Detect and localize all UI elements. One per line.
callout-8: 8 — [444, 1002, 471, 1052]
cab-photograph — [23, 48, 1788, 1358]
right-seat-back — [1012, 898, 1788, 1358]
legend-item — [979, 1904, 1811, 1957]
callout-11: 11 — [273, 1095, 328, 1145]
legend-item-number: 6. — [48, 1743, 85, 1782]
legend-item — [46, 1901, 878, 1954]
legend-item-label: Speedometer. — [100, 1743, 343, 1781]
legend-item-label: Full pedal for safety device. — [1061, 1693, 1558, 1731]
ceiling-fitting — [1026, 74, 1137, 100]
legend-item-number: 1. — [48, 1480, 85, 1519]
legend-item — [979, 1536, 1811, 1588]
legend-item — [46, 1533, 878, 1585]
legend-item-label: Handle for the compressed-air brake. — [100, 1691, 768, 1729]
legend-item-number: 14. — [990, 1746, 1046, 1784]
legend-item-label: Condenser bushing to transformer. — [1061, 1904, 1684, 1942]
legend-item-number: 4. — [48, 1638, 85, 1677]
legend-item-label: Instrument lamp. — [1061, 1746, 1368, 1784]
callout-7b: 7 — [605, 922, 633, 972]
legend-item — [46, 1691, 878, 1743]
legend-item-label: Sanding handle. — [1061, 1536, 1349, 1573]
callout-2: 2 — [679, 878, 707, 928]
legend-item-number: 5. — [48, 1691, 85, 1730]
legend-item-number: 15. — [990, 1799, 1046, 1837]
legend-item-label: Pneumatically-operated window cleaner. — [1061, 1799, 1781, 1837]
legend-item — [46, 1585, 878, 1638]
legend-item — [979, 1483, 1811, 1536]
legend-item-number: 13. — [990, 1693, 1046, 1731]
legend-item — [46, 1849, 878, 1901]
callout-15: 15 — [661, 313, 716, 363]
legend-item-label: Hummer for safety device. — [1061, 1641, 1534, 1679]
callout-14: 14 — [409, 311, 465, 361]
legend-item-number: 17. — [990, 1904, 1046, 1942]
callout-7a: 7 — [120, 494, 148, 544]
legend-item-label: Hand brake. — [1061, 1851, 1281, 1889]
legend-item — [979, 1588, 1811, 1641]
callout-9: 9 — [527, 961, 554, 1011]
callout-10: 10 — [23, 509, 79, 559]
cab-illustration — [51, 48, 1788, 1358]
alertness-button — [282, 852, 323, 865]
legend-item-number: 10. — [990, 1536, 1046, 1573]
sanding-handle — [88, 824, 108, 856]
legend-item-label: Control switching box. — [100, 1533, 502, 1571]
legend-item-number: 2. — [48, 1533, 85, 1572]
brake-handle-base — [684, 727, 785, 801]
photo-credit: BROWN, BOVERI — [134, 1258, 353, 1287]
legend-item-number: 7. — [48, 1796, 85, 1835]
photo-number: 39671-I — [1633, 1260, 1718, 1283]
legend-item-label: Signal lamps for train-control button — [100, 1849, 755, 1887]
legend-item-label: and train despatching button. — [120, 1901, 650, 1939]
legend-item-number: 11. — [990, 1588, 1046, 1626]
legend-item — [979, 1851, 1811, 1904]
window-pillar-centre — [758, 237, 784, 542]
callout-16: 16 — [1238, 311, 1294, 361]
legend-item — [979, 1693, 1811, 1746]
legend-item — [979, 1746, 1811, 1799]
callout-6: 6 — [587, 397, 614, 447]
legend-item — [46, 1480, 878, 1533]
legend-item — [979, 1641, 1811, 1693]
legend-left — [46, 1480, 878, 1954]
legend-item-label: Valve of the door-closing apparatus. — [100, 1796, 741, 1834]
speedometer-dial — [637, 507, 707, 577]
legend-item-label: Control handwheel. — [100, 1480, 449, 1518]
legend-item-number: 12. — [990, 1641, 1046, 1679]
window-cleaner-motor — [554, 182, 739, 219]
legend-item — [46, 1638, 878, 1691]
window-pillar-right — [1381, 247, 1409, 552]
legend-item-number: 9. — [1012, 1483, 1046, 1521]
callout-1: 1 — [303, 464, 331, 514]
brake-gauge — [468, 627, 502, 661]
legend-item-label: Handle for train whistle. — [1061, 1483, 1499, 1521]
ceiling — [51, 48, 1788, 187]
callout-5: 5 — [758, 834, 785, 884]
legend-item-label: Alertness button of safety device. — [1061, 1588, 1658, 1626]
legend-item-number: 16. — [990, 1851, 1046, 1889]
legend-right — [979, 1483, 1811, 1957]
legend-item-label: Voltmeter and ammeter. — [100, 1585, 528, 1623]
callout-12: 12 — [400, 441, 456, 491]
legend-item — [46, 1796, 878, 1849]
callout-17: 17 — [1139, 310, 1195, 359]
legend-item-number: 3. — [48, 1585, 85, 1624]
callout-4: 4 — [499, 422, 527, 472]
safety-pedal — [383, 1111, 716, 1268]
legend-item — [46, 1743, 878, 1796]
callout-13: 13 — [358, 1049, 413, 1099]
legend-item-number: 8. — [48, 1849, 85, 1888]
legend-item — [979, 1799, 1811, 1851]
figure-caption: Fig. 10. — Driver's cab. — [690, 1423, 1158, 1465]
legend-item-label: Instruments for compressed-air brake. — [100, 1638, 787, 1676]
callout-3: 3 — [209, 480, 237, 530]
______
→ **DIRECTIONS**
Reproduce the listing above line for line, with no changes to any line.

→ **RESPONSE**
Detect and localize all UI elements. One per line.
callout-8: 8 — [444, 1002, 471, 1052]
cab-photograph — [23, 48, 1788, 1358]
right-seat-back — [1012, 898, 1788, 1358]
legend-item — [979, 1904, 1811, 1957]
callout-11: 11 — [273, 1095, 328, 1145]
legend-item-number: 6. — [48, 1743, 85, 1782]
legend-item — [46, 1901, 878, 1954]
legend-item-label: Speedometer. — [100, 1743, 343, 1781]
legend-item-label: Full pedal for safety device. — [1061, 1693, 1558, 1731]
ceiling-fitting — [1026, 74, 1137, 100]
legend-item-number: 1. — [48, 1480, 85, 1519]
legend-item — [979, 1536, 1811, 1588]
legend-item — [46, 1533, 878, 1585]
legend-item-label: Handle for the compressed-air brake. — [100, 1691, 768, 1729]
legend-item-number: 14. — [990, 1746, 1046, 1784]
legend-item-label: Condenser bushing to transformer. — [1061, 1904, 1684, 1942]
legend-item-number: 4. — [48, 1638, 85, 1677]
legend-item-label: Instrument lamp. — [1061, 1746, 1368, 1784]
callout-7b: 7 — [605, 922, 633, 972]
legend-item — [46, 1691, 878, 1743]
legend-item-label: Sanding handle. — [1061, 1536, 1349, 1573]
callout-2: 2 — [679, 878, 707, 928]
legend-item-number: 5. — [48, 1691, 85, 1730]
legend-item-number: 15. — [990, 1799, 1046, 1837]
legend-item-label: Pneumatically-operated window cleaner. — [1061, 1799, 1781, 1837]
legend-item — [46, 1585, 878, 1638]
legend-item — [979, 1483, 1811, 1536]
legend-item-number: 13. — [990, 1693, 1046, 1731]
legend-item — [46, 1849, 878, 1901]
callout-15: 15 — [661, 313, 716, 363]
legend-item-label: Hummer for safety device. — [1061, 1641, 1534, 1679]
callout-14: 14 — [409, 311, 465, 361]
legend-item-number: 17. — [990, 1904, 1046, 1942]
callout-7a: 7 — [120, 494, 148, 544]
legend-item-label: Hand brake. — [1061, 1851, 1281, 1889]
legend-item — [979, 1588, 1811, 1641]
callout-9: 9 — [527, 961, 554, 1011]
callout-10: 10 — [23, 509, 79, 559]
cab-illustration — [51, 48, 1788, 1358]
alertness-button — [282, 852, 323, 865]
legend-item-number: 10. — [990, 1536, 1046, 1573]
sanding-handle — [88, 824, 108, 856]
legend-item-label: Control switching box. — [100, 1533, 502, 1571]
legend-item-number: 2. — [48, 1533, 85, 1572]
brake-handle-base — [684, 727, 785, 801]
photo-credit: BROWN, BOVERI — [134, 1258, 353, 1287]
legend-item-number: 7. — [48, 1796, 85, 1835]
photo-number: 39671-I — [1633, 1260, 1718, 1283]
legend-item-label: Signal lamps for train-control button — [100, 1849, 755, 1887]
legend-item-label: and train despatching button. — [120, 1901, 650, 1939]
legend-item-number: 11. — [990, 1588, 1046, 1626]
legend-item — [979, 1851, 1811, 1904]
window-pillar-centre — [758, 237, 784, 542]
callout-16: 16 — [1238, 311, 1294, 361]
legend-item — [979, 1693, 1811, 1746]
legend-item — [979, 1746, 1811, 1799]
callout-6: 6 — [587, 397, 614, 447]
legend-item — [46, 1480, 878, 1533]
legend-item — [979, 1641, 1811, 1693]
legend-left — [46, 1480, 878, 1954]
legend-item-label: Valve of the door-closing apparatus. — [100, 1796, 741, 1834]
speedometer-dial — [637, 507, 707, 577]
legend-item-label: Control handwheel. — [100, 1480, 449, 1518]
legend-item-number: 12. — [990, 1641, 1046, 1679]
window-cleaner-motor — [554, 182, 739, 219]
legend-item — [46, 1638, 878, 1691]
window-pillar-right — [1381, 247, 1409, 552]
legend-item-number: 9. — [1012, 1483, 1046, 1521]
callout-1: 1 — [303, 464, 331, 514]
brake-gauge — [468, 627, 502, 661]
legend-item-label: Handle for train whistle. — [1061, 1483, 1499, 1521]
ceiling — [51, 48, 1788, 187]
callout-5: 5 — [758, 834, 785, 884]
legend-item-label: Alertness button of safety device. — [1061, 1588, 1658, 1626]
legend-item-number: 16. — [990, 1851, 1046, 1889]
legend-right — [979, 1483, 1811, 1957]
legend-item-label: Voltmeter and ammeter. — [100, 1585, 528, 1623]
callout-12: 12 — [400, 441, 456, 491]
legend-item — [46, 1796, 878, 1849]
callout-17: 17 — [1139, 310, 1195, 359]
legend-item-number: 3. — [48, 1585, 85, 1624]
callout-4: 4 — [499, 422, 527, 472]
safety-pedal — [383, 1111, 716, 1268]
legend-item — [46, 1743, 878, 1796]
callout-13: 13 — [358, 1049, 413, 1099]
legend-item-number: 8. — [48, 1849, 85, 1888]
legend-item — [979, 1799, 1811, 1851]
figure-caption: Fig. 10. — Driver's cab. — [690, 1423, 1158, 1465]
legend-item-label: Instruments for compressed-air brake. — [100, 1638, 787, 1676]
callout-3: 3 — [209, 480, 237, 530]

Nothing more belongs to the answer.